● Brief:
Reproduce the entries below in full, word for word.

● Dataset records:

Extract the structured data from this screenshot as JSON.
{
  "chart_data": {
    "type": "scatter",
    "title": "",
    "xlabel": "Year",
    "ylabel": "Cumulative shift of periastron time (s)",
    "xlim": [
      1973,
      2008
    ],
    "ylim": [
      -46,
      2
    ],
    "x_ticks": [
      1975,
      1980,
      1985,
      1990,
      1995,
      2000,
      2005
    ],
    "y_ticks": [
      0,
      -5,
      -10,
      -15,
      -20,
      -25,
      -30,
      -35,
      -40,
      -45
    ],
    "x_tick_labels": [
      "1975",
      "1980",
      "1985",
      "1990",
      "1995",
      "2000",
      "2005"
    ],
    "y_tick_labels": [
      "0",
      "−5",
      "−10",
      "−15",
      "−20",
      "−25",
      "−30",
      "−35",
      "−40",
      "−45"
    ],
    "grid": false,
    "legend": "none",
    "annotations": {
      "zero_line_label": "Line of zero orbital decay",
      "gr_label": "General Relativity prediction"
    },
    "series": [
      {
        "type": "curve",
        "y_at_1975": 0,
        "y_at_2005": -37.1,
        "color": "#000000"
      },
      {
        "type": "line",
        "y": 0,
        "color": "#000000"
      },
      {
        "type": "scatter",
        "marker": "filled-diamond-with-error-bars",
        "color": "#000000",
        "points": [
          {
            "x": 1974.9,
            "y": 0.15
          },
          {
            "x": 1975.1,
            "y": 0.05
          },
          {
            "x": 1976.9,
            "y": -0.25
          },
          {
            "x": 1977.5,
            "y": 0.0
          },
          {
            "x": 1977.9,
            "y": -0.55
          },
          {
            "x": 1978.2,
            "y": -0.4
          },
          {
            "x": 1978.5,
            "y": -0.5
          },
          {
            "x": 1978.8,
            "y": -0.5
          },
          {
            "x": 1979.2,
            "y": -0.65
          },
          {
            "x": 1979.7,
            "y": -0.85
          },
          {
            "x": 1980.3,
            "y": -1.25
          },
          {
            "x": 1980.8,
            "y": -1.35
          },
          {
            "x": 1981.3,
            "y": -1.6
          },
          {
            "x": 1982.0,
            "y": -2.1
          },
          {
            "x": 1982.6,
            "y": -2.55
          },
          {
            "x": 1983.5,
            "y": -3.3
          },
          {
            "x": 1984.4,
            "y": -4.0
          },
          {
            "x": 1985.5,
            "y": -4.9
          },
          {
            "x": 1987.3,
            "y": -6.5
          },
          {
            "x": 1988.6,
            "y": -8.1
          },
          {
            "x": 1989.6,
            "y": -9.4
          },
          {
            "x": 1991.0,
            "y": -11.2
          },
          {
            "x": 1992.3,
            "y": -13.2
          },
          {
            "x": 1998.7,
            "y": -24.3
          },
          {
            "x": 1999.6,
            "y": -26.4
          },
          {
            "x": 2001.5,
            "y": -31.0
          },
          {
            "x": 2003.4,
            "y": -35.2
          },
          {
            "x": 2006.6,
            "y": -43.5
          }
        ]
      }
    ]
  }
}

● Response to the task:
Extract the structured data from this screenshot as JSON.
{
  "chart_data": {
    "type": "scatter",
    "title": "",
    "xlabel": "Year",
    "ylabel": "Cumulative shift of periastron time (s)",
    "xlim": [
      1973,
      2008
    ],
    "ylim": [
      -46,
      2
    ],
    "x_ticks": [
      1975,
      1980,
      1985,
      1990,
      1995,
      2000,
      2005
    ],
    "y_ticks": [
      0,
      -5,
      -10,
      -15,
      -20,
      -25,
      -30,
      -35,
      -40,
      -45
    ],
    "x_tick_labels": [
      "1975",
      "1980",
      "1985",
      "1990",
      "1995",
      "2000",
      "2005"
    ],
    "y_tick_labels": [
      "0",
      "−5",
      "−10",
      "−15",
      "−20",
      "−25",
      "−30",
      "−35",
      "−40",
      "−45"
    ],
    "grid": false,
    "legend": "none",
    "annotations": {
      "zero_line_label": "Line of zero orbital decay",
      "gr_label": "General Relativity prediction"
    },
    "series": [
      {
        "type": "curve",
        "y_at_1975": 0,
        "y_at_2005": -37.1,
        "color": "#000000"
      },
      {
        "type": "line",
        "y": 0,
        "color": "#000000"
      },
      {
        "type": "scatter",
        "marker": "filled-diamond-with-error-bars",
        "color": "#000000",
        "points": [
          {
            "x": 1974.9,
            "y": 0.15
          },
          {
            "x": 1975.1,
            "y": 0.05
          },
          {
            "x": 1976.9,
            "y": -0.25
          },
          {
            "x": 1977.5,
            "y": 0.0
          },
          {
            "x": 1977.9,
            "y": -0.55
          },
          {
            "x": 1978.2,
            "y": -0.4
          },
          {
            "x": 1978.5,
            "y": -0.5
          },
          {
            "x": 1978.8,
            "y": -0.5
          },
          {
            "x": 1979.2,
            "y": -0.65
          },
          {
            "x": 1979.7,
            "y": -0.85
          },
          {
            "x": 1980.3,
            "y": -1.25
          },
          {
            "x": 1980.8,
            "y": -1.35
          },
          {
            "x": 1981.3,
            "y": -1.6
          },
          {
            "x": 1982.0,
            "y": -2.1
          },
          {
            "x": 1982.6,
            "y": -2.55
          },
          {
            "x": 1983.5,
            "y": -3.3
          },
          {
            "x": 1984.4,
            "y": -4.0
          },
          {
            "x": 1985.5,
            "y": -4.9
          },
          {
            "x": 1987.3,
            "y": -6.5
          },
          {
            "x": 1988.6,
            "y": -8.1
          },
          {
            "x": 1989.6,
            "y": -9.4
          },
          {
            "x": 1991.0,
            "y": -11.2
          },
          {
            "x": 1992.3,
            "y": -13.2
          },
          {
            "x": 1998.7,
            "y": -24.3
          },
          {
            "x": 1999.6,
            "y": -26.4
          },
          {
            "x": 2001.5,
            "y": -31.0
          },
          {
            "x": 2003.4,
            "y": -35.2
          },
          {
            "x": 2006.6,
            "y": -43.5
          }
        ]
      }
    ]
  }
}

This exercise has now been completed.